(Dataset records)

+++

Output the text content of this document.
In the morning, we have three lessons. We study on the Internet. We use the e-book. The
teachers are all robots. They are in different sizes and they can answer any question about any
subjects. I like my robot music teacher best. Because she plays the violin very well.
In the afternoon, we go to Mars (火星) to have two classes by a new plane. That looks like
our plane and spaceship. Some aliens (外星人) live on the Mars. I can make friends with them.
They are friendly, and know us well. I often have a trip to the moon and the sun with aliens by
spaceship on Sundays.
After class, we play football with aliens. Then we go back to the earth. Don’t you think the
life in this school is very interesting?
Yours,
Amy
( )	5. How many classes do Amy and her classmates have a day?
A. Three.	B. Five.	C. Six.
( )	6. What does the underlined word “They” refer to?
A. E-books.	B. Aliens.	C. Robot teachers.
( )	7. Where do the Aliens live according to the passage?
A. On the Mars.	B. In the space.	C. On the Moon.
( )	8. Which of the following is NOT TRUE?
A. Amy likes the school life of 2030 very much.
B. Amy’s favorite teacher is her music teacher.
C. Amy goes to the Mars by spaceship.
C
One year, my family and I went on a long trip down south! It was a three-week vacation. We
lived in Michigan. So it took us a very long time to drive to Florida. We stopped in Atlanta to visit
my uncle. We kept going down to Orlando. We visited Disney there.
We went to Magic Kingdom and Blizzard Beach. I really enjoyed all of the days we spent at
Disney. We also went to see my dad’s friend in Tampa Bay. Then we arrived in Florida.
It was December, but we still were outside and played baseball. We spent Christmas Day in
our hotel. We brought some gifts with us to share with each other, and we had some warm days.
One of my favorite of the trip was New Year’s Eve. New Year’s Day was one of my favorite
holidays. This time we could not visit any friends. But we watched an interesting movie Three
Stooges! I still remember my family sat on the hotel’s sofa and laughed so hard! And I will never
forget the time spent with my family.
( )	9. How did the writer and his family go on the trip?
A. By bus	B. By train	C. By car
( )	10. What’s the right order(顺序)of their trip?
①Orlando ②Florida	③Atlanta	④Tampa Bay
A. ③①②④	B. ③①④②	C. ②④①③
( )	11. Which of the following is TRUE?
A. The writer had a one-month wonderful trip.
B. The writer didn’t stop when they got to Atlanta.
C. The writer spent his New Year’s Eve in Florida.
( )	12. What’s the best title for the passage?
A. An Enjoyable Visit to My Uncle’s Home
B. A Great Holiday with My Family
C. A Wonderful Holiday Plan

+++

• **DO THIS**
Return all lines containing "plane".

• **EXPECTED OUTPUT**
In the afternoon, we go to Mars (火星) to have two classes by a new plane. That looks like
our plane and spaceship. Some aliens (外星人) live on the Mars. I can make friends with them.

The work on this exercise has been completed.